> [Exercise objective] For each line below that includes the word "Кланя", make a copy.

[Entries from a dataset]
╭──

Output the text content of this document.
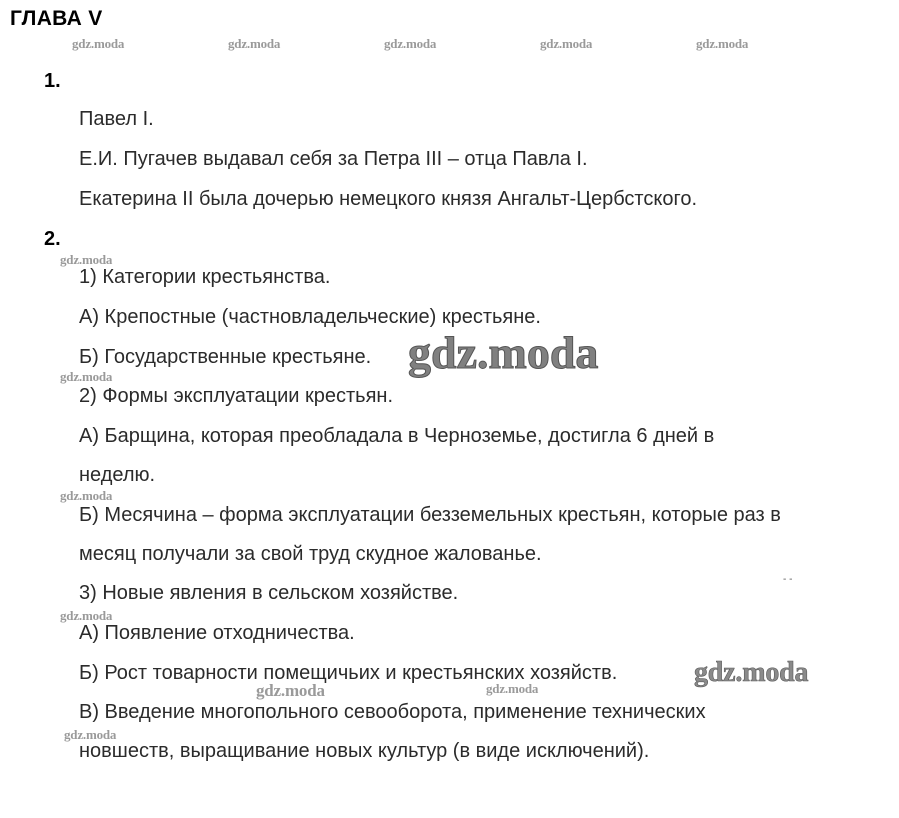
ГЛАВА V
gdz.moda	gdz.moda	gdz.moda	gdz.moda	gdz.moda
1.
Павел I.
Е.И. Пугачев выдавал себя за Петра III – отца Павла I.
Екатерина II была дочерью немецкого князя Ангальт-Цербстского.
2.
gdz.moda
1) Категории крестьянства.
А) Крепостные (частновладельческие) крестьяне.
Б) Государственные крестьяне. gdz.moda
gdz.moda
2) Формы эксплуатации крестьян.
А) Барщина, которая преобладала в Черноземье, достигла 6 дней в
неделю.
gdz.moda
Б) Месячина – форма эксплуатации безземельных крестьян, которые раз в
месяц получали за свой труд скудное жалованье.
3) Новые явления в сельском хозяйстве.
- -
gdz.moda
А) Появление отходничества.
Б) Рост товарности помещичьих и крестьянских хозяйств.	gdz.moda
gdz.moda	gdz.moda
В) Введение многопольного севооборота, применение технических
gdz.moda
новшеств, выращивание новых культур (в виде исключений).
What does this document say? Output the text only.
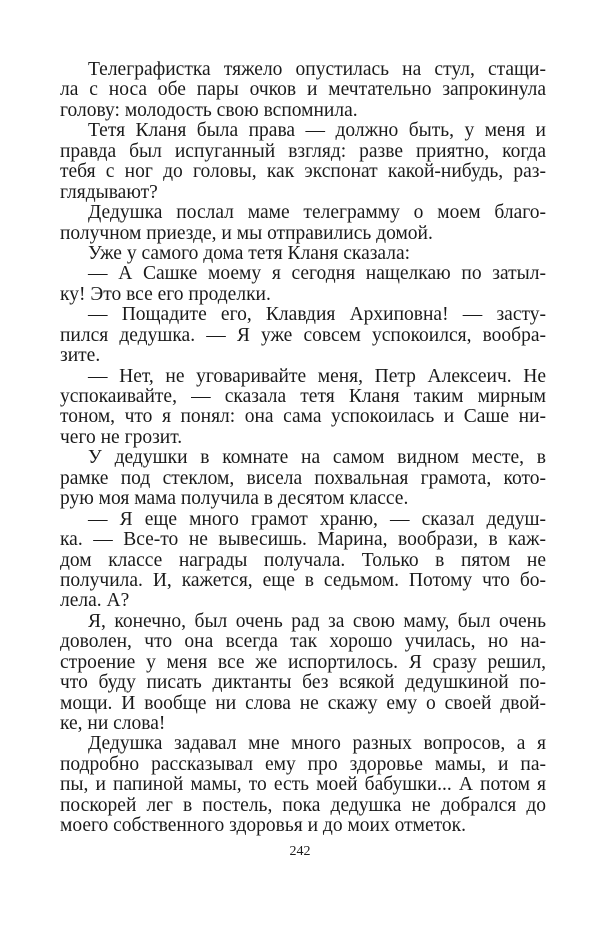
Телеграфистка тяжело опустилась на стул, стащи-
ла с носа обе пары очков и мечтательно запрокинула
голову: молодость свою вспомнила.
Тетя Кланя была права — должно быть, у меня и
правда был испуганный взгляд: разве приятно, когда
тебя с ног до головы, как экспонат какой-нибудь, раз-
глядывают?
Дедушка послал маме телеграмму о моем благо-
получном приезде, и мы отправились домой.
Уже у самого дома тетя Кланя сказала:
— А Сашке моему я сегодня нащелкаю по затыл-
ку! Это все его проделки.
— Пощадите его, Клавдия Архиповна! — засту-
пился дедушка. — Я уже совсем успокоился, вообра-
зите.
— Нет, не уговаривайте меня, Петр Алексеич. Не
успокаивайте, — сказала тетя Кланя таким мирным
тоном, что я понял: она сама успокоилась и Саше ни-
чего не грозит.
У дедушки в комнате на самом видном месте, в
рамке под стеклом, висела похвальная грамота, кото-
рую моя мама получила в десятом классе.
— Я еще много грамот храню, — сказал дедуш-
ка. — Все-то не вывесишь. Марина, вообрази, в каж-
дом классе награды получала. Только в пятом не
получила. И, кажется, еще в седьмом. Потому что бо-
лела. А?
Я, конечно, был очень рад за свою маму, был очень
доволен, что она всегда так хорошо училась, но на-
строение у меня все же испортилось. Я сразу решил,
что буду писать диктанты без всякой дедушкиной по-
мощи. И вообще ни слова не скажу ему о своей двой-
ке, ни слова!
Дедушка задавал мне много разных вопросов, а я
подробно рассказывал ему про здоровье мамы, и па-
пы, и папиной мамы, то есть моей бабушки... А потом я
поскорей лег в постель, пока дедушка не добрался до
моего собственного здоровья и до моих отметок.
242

╰──
╭──

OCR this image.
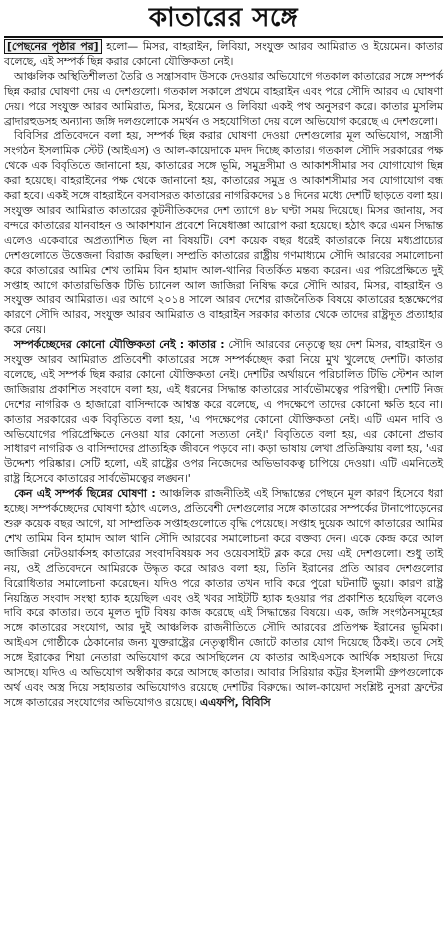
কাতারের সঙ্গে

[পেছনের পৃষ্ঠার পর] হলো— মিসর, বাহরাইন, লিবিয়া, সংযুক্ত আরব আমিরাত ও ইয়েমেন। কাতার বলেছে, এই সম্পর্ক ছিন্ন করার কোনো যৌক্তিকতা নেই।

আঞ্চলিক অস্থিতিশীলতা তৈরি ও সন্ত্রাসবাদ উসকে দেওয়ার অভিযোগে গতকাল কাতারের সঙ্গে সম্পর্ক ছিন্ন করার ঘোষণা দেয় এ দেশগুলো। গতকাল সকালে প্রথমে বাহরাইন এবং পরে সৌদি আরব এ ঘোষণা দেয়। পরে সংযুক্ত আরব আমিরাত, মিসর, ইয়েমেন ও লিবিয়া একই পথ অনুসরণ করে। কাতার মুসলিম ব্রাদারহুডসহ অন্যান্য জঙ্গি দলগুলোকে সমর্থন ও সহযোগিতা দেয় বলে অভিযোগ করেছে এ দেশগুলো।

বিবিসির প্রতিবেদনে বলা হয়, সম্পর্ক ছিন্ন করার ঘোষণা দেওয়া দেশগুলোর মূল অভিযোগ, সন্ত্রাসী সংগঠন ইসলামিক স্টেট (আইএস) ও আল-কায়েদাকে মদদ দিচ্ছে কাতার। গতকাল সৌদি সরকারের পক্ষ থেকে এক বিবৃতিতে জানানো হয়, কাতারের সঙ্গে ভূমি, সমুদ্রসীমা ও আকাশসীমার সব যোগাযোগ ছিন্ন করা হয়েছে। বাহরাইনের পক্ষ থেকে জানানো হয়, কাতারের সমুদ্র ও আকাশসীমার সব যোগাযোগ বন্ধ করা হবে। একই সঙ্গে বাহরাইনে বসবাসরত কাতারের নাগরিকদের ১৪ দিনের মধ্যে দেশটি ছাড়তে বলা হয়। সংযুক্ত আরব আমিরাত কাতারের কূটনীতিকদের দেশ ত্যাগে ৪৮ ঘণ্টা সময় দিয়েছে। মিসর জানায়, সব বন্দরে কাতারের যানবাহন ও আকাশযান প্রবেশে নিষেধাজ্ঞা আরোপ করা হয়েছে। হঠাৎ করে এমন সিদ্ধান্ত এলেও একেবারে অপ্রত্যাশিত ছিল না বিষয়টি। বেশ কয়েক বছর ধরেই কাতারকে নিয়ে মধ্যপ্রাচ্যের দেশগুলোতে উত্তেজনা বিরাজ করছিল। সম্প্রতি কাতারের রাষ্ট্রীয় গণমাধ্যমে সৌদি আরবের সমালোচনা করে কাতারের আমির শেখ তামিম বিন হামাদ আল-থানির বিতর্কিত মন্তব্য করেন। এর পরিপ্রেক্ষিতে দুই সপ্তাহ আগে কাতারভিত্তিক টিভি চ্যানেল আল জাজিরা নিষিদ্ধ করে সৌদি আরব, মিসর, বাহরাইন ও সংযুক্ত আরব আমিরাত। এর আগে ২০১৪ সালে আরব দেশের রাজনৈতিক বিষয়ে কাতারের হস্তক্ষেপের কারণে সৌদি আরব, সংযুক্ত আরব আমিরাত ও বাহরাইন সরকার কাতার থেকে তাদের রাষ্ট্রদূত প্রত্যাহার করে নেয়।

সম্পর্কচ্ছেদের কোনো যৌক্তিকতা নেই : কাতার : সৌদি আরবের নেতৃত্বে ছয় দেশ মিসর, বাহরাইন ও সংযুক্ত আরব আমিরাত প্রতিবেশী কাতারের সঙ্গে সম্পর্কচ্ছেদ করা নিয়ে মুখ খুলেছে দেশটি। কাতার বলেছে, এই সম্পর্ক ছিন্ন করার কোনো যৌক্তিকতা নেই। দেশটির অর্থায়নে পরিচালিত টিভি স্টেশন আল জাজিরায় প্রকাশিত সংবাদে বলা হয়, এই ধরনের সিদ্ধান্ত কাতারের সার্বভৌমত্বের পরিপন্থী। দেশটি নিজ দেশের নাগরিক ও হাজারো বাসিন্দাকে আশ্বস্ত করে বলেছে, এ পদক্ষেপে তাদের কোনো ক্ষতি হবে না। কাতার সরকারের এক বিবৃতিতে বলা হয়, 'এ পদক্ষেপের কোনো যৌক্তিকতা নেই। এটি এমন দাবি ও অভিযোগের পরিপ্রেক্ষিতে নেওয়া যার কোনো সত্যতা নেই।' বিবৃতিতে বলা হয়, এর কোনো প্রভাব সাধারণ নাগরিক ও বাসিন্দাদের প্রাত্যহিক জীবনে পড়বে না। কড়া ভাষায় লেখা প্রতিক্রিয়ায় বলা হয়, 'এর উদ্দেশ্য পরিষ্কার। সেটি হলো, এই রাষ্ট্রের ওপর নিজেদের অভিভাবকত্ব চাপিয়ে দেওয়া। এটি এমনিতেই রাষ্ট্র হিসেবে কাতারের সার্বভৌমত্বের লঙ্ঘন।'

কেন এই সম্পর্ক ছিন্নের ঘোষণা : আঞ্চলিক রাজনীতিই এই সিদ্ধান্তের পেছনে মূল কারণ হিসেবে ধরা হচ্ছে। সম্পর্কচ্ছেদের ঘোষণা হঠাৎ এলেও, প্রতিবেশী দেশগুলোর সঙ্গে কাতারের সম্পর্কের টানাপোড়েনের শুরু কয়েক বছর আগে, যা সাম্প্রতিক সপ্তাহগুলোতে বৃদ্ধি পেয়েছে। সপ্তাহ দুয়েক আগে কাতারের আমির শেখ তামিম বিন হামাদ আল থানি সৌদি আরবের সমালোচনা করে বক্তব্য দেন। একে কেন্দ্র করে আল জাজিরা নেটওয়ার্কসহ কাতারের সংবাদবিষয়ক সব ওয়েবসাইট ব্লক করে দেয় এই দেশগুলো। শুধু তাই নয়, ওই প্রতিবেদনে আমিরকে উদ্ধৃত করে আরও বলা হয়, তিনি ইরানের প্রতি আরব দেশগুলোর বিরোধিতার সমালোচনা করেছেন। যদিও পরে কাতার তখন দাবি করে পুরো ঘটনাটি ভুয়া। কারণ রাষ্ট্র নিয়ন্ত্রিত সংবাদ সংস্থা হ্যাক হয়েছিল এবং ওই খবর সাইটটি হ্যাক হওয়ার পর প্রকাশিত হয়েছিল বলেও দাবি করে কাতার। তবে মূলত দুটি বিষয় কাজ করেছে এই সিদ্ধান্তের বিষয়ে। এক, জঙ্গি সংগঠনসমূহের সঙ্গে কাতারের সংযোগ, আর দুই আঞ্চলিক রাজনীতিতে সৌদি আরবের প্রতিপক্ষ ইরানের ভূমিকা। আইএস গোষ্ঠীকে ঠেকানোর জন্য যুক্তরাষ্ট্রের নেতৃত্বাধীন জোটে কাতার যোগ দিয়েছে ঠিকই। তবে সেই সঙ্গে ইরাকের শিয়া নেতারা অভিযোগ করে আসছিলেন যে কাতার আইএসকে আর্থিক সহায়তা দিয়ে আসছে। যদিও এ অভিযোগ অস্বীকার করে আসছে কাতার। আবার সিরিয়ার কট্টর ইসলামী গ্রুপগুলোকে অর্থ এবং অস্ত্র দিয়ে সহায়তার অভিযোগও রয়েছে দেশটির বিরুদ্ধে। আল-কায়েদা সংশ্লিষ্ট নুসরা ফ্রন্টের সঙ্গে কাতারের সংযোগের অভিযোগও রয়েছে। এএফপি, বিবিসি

╰──
╭──

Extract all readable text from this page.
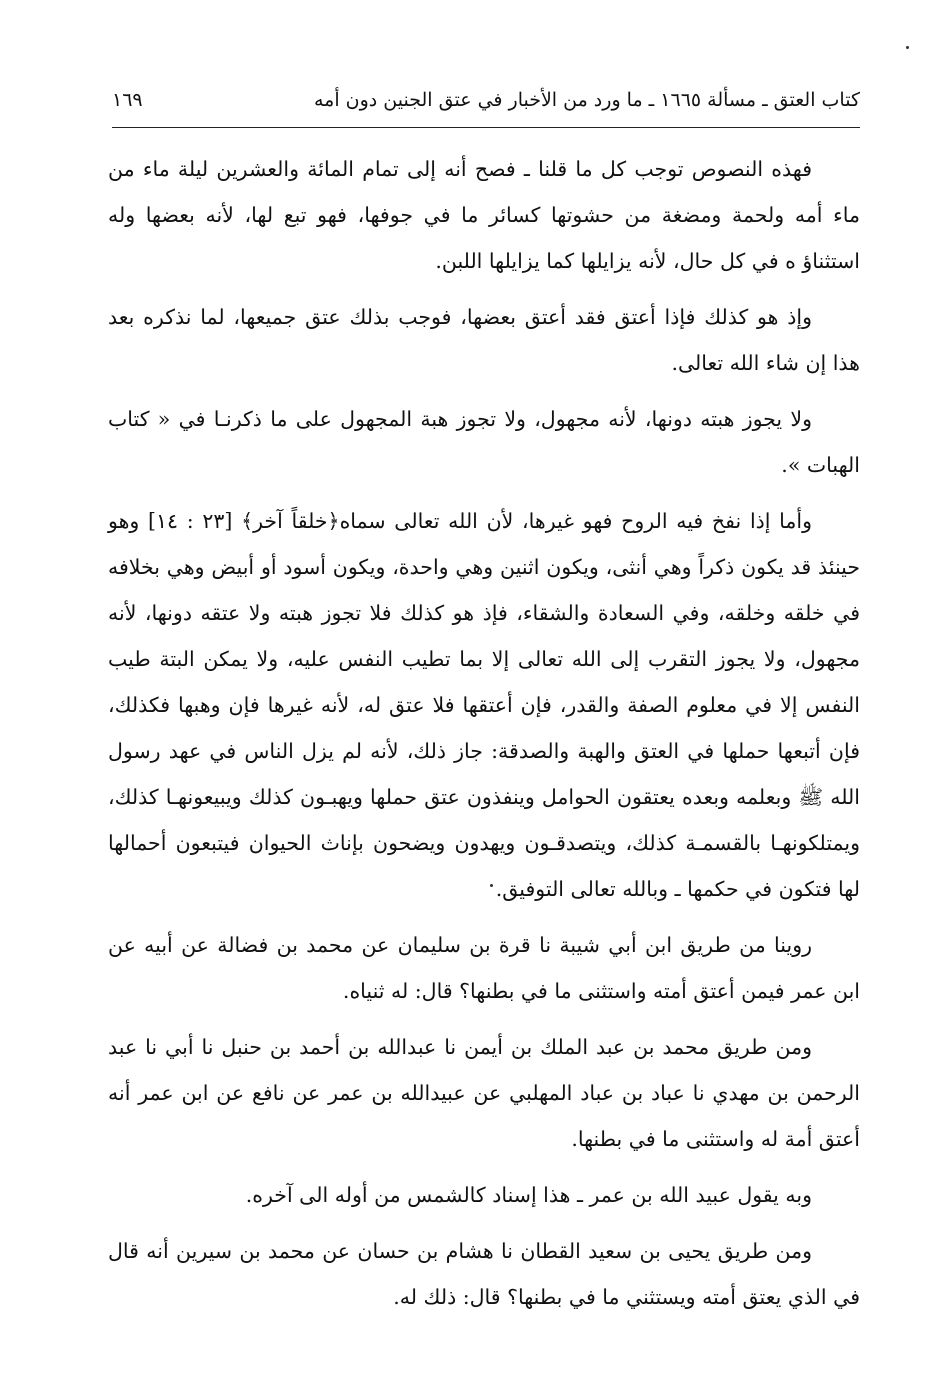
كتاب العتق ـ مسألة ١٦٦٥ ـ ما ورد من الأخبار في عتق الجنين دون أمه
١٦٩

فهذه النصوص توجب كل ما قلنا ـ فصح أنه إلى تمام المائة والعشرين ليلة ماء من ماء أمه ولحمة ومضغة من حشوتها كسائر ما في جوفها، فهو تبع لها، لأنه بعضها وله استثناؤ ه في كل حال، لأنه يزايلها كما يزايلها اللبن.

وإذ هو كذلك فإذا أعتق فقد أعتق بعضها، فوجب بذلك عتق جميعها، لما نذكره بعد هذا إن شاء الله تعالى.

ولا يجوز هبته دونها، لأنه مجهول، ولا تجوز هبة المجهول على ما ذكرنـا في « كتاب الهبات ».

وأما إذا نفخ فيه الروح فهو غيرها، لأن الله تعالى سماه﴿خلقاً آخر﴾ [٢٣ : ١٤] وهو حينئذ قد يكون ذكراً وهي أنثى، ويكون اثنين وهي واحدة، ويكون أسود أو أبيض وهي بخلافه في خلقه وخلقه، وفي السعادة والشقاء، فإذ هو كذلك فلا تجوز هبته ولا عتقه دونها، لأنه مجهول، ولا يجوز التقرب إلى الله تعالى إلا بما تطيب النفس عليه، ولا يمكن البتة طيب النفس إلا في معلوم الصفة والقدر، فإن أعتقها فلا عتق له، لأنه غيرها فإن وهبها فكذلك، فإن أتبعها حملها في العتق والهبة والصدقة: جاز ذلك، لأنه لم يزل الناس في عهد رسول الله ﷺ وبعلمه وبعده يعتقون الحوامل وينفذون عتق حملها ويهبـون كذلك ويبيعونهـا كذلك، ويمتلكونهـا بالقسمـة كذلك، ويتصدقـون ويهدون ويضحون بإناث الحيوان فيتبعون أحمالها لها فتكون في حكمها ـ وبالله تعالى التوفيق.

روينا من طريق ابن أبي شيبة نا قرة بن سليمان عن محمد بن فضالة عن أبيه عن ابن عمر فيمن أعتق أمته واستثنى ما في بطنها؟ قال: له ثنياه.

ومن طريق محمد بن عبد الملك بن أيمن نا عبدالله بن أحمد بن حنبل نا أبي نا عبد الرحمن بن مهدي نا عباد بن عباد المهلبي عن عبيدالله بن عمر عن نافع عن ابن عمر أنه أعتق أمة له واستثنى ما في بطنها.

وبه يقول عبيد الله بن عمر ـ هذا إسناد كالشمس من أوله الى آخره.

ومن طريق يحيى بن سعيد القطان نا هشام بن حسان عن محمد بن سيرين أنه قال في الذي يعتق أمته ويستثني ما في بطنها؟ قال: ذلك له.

╰──

> [Reply to the task]
Тетя Кланя была права — должно быть, у меня и
Уже у самого дома тетя Кланя сказала:
успокаивайте, — сказала тетя Кланя таким мирным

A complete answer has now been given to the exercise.